Extract all lines in the data that contain the word "title".
-------- Source data
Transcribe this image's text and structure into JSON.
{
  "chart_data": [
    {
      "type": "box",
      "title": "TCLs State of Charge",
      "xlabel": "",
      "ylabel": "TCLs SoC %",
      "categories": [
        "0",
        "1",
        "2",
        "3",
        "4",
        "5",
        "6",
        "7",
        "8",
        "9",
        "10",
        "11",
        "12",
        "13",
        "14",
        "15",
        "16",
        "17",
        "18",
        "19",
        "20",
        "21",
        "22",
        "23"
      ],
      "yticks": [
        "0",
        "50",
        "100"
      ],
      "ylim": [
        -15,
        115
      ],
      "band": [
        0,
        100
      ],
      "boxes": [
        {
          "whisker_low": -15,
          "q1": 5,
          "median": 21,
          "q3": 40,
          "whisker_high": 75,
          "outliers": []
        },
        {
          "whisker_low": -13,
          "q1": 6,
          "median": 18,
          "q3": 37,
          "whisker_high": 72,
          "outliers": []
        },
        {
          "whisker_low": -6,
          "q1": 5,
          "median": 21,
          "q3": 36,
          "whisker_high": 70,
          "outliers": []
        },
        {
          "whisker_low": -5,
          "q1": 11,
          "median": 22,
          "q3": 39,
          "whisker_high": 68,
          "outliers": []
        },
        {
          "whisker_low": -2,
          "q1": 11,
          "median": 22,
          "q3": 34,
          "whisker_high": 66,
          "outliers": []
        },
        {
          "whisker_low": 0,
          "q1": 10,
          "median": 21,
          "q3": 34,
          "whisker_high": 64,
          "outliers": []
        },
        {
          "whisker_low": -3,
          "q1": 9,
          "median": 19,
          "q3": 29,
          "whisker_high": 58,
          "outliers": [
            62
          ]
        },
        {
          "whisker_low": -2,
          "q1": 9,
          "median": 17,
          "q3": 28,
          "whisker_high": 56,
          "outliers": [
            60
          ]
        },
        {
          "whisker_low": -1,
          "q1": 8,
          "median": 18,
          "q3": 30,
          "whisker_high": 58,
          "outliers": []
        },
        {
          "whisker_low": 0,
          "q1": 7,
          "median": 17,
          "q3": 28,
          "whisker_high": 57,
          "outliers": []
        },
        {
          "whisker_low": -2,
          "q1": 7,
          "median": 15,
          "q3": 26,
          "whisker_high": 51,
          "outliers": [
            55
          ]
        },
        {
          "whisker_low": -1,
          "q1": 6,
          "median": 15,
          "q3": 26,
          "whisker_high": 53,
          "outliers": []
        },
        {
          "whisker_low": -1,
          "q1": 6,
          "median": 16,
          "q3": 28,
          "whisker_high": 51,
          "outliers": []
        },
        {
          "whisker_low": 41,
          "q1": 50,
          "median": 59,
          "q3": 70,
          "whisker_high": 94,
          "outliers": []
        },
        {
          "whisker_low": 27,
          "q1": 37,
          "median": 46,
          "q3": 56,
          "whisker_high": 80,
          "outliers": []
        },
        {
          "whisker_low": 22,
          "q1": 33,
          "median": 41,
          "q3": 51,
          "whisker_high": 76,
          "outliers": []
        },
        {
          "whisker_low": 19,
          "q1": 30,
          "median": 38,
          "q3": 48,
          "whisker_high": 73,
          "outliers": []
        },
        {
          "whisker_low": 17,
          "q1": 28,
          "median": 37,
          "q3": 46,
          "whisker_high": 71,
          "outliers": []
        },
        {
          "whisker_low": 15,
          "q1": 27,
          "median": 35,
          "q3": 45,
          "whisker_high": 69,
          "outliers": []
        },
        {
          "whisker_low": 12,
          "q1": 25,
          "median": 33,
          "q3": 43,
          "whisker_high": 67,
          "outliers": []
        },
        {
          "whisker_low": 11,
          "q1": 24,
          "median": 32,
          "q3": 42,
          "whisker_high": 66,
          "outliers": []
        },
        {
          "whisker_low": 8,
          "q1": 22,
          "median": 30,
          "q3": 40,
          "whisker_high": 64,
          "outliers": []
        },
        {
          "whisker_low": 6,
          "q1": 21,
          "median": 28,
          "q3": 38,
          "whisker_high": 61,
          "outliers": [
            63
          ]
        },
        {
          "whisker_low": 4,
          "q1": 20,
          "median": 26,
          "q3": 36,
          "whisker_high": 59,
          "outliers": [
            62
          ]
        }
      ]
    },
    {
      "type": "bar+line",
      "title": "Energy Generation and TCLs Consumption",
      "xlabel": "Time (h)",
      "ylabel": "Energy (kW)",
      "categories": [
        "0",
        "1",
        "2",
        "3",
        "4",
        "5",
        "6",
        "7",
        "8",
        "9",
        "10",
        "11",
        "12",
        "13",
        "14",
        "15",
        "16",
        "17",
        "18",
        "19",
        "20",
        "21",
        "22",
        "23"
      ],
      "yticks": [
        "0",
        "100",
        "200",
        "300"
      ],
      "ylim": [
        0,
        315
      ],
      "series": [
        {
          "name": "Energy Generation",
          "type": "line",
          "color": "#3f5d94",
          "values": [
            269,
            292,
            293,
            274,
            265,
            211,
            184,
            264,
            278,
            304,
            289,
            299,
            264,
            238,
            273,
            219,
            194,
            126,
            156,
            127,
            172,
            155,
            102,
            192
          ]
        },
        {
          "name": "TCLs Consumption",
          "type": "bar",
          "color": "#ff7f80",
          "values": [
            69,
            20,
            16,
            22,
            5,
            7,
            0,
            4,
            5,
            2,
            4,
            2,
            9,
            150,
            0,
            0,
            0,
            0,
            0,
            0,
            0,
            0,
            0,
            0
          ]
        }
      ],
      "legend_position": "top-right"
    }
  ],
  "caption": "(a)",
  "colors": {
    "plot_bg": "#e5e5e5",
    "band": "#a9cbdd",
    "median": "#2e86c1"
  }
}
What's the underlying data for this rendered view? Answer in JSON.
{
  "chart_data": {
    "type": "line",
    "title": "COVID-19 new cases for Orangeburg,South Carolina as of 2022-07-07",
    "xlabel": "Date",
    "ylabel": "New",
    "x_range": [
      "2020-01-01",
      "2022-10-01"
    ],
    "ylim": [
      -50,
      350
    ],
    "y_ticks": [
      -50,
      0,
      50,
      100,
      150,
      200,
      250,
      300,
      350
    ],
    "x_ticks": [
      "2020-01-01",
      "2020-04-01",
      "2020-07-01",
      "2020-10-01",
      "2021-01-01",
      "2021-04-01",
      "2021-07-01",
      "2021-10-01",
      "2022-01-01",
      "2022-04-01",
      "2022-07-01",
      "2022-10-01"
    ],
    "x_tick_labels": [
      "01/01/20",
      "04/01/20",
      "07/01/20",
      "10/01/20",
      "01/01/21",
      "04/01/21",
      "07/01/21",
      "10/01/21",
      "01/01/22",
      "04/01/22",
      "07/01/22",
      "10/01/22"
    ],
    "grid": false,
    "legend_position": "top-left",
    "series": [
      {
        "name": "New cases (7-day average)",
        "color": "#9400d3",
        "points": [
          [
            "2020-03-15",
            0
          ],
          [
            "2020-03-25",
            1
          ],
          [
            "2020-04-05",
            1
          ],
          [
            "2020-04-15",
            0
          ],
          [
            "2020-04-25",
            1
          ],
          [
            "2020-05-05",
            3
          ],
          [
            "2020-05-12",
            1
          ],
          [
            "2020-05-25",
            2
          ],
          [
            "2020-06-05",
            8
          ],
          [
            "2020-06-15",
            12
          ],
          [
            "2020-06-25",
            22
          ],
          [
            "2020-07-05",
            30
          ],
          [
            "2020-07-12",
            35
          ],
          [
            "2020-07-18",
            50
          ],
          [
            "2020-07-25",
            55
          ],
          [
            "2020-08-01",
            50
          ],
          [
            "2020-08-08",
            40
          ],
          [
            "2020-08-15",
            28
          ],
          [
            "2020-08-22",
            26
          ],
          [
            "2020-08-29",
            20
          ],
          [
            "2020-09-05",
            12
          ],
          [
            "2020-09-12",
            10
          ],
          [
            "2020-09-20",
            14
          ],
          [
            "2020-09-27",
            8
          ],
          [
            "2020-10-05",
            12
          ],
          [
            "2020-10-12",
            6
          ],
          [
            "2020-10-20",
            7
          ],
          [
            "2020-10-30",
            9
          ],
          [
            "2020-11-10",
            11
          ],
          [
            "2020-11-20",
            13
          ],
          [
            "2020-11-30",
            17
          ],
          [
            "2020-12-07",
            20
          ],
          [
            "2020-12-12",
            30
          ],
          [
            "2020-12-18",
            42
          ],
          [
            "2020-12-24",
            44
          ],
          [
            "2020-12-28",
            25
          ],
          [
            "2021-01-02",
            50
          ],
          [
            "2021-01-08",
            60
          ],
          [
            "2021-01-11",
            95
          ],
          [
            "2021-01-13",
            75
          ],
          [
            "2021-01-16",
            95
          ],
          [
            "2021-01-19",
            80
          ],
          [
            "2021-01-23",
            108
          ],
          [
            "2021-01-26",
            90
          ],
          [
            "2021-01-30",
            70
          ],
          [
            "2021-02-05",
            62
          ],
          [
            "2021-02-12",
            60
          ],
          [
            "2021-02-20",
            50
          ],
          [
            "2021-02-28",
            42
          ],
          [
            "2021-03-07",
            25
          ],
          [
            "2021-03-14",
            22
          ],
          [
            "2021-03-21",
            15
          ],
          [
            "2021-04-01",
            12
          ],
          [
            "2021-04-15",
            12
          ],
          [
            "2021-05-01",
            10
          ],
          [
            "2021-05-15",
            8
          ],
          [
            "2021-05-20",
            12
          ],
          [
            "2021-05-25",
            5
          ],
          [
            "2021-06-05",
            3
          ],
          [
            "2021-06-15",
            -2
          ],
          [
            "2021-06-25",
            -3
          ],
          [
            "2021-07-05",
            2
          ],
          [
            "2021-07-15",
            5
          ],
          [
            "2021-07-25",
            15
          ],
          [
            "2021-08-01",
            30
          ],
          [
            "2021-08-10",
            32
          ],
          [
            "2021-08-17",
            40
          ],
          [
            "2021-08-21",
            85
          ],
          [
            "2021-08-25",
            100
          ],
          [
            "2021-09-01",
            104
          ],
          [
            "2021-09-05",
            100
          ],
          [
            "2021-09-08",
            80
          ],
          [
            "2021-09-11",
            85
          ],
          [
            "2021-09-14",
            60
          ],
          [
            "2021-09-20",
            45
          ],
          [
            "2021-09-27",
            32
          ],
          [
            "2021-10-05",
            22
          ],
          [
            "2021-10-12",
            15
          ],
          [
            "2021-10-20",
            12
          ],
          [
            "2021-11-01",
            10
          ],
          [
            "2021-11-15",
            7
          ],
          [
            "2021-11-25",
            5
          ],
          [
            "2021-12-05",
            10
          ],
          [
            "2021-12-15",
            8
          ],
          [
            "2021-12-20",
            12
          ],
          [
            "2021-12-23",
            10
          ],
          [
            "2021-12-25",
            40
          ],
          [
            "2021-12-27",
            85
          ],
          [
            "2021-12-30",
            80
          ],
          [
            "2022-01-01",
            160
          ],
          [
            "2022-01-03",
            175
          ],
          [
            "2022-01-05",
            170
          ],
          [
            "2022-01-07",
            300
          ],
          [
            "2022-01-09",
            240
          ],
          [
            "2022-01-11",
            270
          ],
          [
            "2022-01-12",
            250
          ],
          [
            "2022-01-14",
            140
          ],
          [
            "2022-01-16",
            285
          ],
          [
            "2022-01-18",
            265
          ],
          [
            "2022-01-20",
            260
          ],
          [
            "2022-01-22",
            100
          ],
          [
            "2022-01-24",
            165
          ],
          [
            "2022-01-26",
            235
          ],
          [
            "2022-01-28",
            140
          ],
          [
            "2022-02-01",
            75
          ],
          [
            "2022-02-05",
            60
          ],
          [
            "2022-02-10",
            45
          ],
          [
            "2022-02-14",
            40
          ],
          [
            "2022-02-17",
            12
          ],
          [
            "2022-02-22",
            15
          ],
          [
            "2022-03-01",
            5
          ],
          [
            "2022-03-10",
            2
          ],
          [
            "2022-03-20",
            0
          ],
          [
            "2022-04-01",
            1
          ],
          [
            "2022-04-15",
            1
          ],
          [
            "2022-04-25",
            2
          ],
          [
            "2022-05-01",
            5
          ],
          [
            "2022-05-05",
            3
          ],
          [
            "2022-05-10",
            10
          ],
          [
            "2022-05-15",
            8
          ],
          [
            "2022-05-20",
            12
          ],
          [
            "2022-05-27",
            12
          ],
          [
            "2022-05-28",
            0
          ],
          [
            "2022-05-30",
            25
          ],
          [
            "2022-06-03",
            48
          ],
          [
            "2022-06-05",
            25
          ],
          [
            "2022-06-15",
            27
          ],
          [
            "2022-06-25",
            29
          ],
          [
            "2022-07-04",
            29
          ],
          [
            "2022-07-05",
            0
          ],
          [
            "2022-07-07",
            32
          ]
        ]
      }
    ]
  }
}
----------------
• **Expected answer**:
      "title": "TCLs State of Charge",
      "title": "Energy Generation and TCLs Consumption",
    "title": "COVID-19 new cases for Orangeburg,South Carolina as of 2022-07-07",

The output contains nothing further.